**GIVEN INSTRUCTION**
Show every line where "momentissa" occurs.

**MATERIAL**
—————
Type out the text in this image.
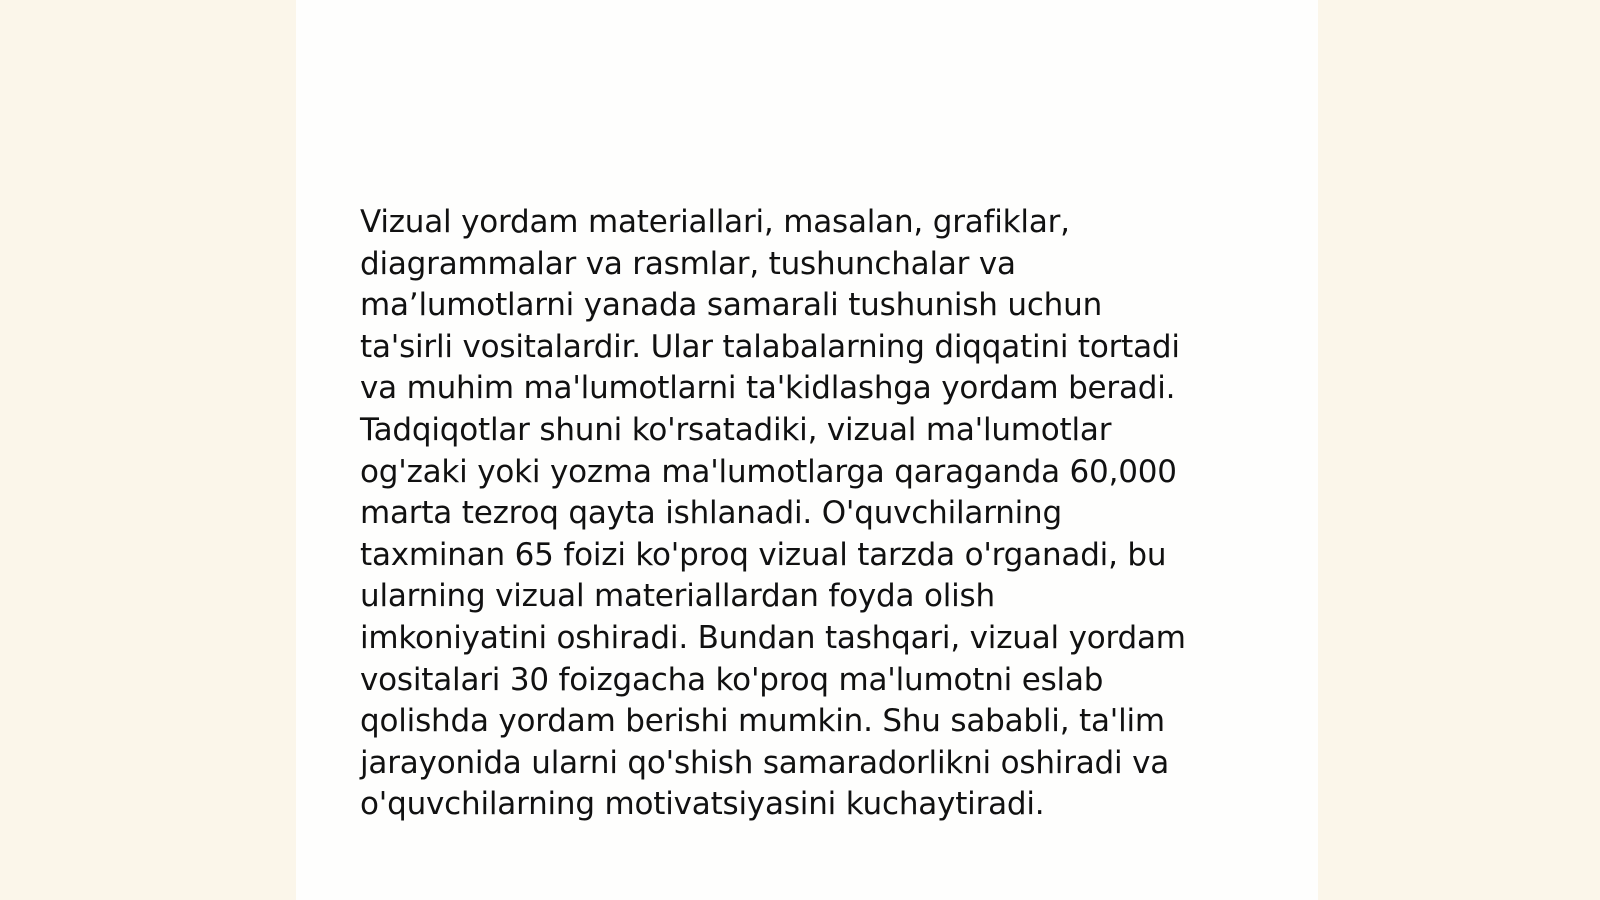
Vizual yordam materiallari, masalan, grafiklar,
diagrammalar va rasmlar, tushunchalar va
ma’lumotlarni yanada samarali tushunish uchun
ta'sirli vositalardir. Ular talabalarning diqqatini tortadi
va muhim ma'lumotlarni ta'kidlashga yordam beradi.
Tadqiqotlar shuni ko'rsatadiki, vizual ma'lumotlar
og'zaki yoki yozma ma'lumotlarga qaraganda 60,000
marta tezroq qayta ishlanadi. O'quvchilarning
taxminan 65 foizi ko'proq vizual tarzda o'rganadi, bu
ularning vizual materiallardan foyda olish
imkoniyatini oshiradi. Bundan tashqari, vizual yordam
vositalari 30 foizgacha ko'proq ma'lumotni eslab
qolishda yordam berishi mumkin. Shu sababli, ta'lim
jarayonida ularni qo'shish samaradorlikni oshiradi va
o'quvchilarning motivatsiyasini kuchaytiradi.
—————
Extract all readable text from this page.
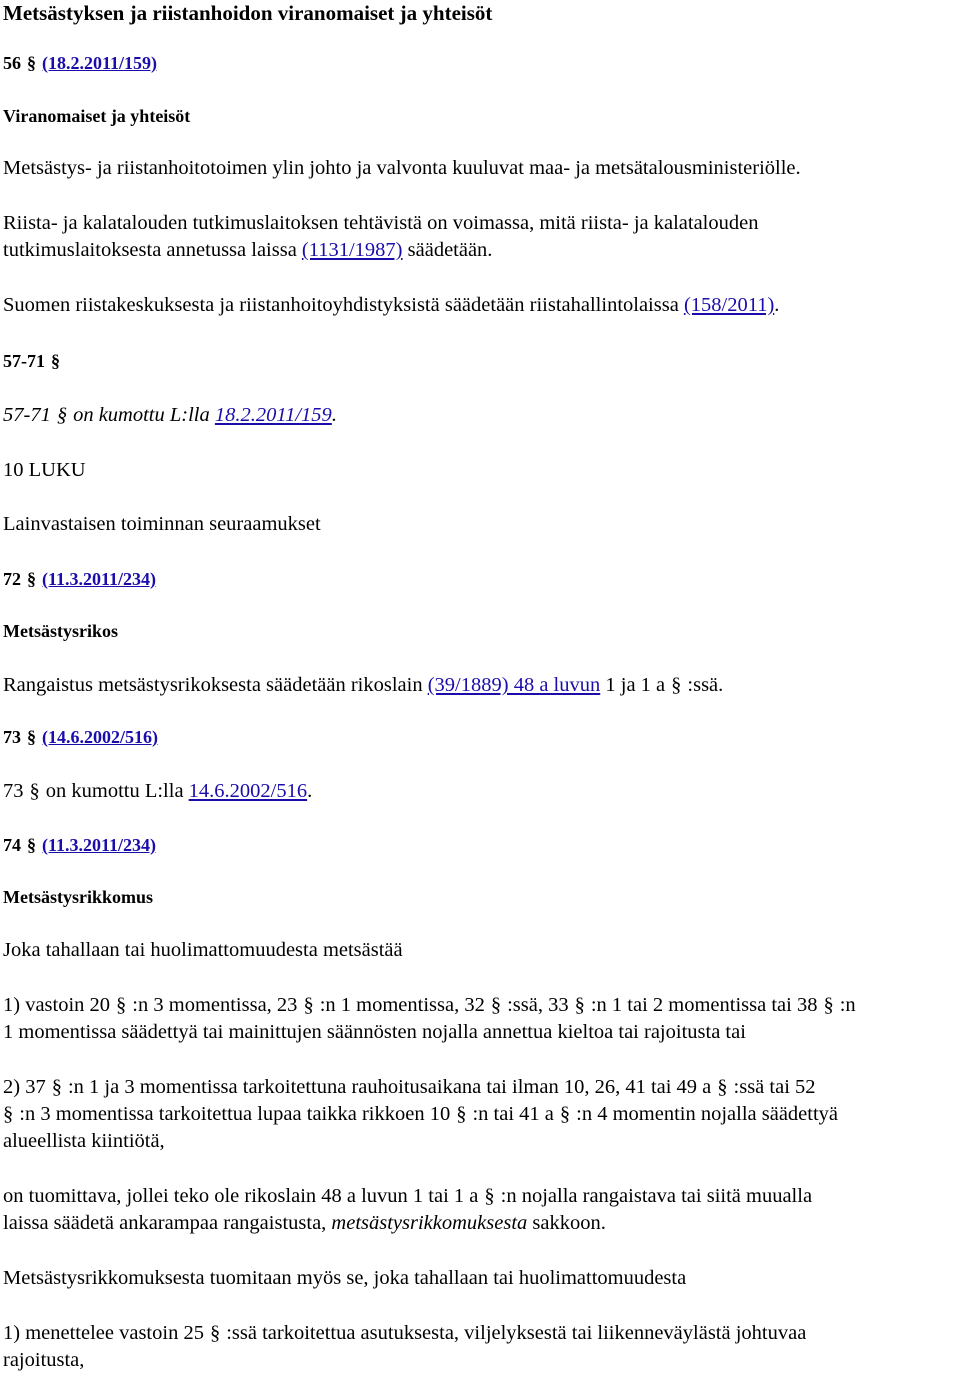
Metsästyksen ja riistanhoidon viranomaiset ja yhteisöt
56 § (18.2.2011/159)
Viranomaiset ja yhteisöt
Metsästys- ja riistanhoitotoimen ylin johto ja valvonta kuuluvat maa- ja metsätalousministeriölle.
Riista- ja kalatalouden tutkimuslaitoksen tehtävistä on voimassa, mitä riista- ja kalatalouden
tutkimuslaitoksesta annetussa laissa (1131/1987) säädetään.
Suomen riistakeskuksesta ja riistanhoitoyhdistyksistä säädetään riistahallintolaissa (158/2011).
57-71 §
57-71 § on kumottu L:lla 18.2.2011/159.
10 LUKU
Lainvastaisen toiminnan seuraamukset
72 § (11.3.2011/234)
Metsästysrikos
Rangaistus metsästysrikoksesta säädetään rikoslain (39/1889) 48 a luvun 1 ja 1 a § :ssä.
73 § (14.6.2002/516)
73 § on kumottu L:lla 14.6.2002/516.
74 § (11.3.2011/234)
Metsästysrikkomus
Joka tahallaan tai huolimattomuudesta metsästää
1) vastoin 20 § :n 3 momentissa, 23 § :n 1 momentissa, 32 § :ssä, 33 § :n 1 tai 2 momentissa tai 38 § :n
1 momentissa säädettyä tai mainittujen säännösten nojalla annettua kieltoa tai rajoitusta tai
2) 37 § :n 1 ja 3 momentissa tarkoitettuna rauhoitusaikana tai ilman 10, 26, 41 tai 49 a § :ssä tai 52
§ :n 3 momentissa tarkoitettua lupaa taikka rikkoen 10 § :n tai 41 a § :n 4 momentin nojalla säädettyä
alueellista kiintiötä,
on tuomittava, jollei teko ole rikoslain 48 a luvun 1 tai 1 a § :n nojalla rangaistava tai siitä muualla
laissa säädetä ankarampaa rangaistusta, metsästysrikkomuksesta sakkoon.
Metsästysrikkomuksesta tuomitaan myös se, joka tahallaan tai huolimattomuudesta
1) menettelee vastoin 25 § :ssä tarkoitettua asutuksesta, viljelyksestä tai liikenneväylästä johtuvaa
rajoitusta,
—————
**REPLY**
1) vastoin 20 § :n 3 momentissa, 23 § :n 1 momentissa, 32 § :ssä, 33 § :n 1 tai 2 momentissa tai 38 § :n
1 momentissa säädettyä tai mainittujen säännösten nojalla annettua kieltoa tai rajoitusta tai
2) 37 § :n 1 ja 3 momentissa tarkoitettuna rauhoitusaikana tai ilman 10, 26, 41 tai 49 a § :ssä tai 52
§ :n 3 momentissa tarkoitettua lupaa taikka rikkoen 10 § :n tai 41 a § :n 4 momentin nojalla säädettyä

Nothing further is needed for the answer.